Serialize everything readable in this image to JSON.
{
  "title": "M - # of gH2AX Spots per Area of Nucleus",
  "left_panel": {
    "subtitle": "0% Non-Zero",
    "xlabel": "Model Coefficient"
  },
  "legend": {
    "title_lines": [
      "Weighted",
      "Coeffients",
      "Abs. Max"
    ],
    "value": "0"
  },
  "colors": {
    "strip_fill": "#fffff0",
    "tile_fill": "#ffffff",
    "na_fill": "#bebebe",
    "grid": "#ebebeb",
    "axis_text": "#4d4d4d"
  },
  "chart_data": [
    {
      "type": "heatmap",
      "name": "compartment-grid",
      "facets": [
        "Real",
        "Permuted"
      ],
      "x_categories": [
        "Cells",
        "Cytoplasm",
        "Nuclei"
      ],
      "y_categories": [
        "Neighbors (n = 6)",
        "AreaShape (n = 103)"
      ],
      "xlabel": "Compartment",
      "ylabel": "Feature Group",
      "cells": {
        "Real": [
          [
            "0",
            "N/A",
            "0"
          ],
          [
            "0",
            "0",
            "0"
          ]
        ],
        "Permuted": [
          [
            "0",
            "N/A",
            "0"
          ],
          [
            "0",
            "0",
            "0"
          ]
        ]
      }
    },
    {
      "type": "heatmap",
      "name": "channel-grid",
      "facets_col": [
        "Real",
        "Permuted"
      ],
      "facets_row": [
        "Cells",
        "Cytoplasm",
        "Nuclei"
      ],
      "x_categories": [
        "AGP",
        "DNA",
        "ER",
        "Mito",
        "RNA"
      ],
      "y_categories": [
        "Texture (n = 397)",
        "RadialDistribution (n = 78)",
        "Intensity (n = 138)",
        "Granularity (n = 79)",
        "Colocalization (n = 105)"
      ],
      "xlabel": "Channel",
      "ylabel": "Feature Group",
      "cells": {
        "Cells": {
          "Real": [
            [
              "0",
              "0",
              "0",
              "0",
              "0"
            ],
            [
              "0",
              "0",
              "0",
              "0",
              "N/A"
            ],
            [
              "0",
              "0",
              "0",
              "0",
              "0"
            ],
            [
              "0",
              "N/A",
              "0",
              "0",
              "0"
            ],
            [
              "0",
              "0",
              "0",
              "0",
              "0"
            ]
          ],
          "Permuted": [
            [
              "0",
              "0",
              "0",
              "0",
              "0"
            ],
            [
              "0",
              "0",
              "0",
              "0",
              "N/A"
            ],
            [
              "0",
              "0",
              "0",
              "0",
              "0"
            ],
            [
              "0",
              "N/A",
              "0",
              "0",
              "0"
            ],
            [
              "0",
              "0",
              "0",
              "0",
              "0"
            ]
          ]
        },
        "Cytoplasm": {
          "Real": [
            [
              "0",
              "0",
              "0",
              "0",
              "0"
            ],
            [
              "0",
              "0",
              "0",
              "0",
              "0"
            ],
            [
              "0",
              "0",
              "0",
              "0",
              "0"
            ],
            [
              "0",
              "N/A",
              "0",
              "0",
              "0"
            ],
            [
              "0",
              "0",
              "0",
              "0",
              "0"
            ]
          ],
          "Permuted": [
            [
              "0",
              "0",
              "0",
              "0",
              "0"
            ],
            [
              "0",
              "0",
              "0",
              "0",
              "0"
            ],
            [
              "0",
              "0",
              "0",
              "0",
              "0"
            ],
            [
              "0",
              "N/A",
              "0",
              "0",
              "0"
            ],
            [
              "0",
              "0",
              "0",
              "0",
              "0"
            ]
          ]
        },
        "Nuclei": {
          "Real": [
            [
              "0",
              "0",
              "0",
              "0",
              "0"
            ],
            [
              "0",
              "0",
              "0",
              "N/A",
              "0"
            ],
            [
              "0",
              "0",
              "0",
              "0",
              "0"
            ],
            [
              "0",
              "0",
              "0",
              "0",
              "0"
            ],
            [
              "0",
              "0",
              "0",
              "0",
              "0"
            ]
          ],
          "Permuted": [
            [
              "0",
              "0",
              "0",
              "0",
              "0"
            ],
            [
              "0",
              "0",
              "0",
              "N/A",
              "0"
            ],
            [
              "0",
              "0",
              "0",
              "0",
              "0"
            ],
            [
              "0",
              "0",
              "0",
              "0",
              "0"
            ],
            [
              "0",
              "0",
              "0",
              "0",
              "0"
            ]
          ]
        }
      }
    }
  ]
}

=====

WORK TO BE COMPLETED: Find how many lines of the listing include the string "grid" and give that number, nothing else.

FINISHED ANSWER: 3